**Exercise goal**
Gather each line of the records where "title" appears.

::::::

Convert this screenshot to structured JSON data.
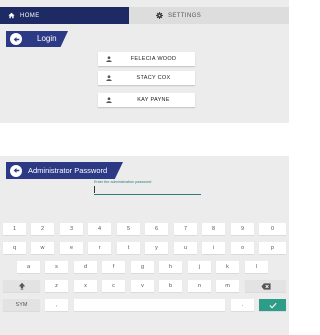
{
  "login_screen": {
    "tabs": {
      "home_label": "HOME",
      "home_icon": "home-icon",
      "settings_label": "SETTINGS",
      "settings_icon": "gear-icon"
    },
    "title": "Login",
    "back_icon": "arrow-left-icon",
    "users": [
      "FELECIA WOOD",
      "STACY COX",
      "KAY PAYNE"
    ],
    "user_icon": "person-icon"
  },
  "password_screen": {
    "title": "Administrator Password",
    "back_icon": "arrow-left-icon",
    "prompt": "Enter the administration password",
    "password_value": "",
    "keyboard": {
      "row1": [
        "1",
        "2",
        "3",
        "4",
        "5",
        "6",
        "7",
        "8",
        "9",
        "0"
      ],
      "row2": [
        "q",
        "w",
        "e",
        "r",
        "t",
        "y",
        "u",
        "i",
        "o",
        "p"
      ],
      "row3": [
        "a",
        "s",
        "d",
        "f",
        "g",
        "h",
        "j",
        "k",
        "l"
      ],
      "row4": [
        "z",
        "x",
        "c",
        "v",
        "b",
        "n",
        "m"
      ],
      "sym_label": "SYM",
      "comma_label": ",",
      "period_label": ".",
      "shift_icon": "shift-icon",
      "backspace_icon": "backspace-icon",
      "enter_icon": "checkmark-icon"
    }
  },
  "colors": {
    "tab_active": "#1e2a63",
    "banner": "#2c3a86",
    "accent": "#2e7d7d",
    "enter_key": "#2e9d88",
    "panel_bg": "#ececec"
  }
}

::::::

**Result for this task**
    "title": "Login",
    "title": "Administrator Password",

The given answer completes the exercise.